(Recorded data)
▶
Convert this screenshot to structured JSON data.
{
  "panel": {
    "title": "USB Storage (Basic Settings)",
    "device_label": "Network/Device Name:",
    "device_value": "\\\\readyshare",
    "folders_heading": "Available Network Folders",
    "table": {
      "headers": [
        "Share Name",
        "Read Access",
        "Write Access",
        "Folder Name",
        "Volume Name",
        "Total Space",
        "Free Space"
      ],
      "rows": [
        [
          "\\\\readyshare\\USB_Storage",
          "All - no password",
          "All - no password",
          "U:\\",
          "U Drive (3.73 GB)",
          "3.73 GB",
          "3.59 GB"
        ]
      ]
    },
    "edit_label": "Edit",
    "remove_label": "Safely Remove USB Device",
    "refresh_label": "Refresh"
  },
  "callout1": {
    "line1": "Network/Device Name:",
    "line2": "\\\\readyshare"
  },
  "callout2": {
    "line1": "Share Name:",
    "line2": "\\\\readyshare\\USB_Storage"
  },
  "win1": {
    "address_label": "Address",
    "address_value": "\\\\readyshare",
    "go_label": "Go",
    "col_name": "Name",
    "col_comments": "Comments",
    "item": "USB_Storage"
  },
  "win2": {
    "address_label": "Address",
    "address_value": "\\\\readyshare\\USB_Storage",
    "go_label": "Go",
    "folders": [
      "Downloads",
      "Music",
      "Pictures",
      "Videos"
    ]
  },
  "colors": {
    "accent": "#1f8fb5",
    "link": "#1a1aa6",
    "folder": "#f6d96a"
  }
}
◀
**THE EXERCISE**
Go through the records. Copy each line where "Network" appears.

**RESPONSE TO THE EXERCISE**
    "device_label": "Network/Device Name:",
    "folders_heading": "Available Network Folders",
    "line1": "Network/Device Name:",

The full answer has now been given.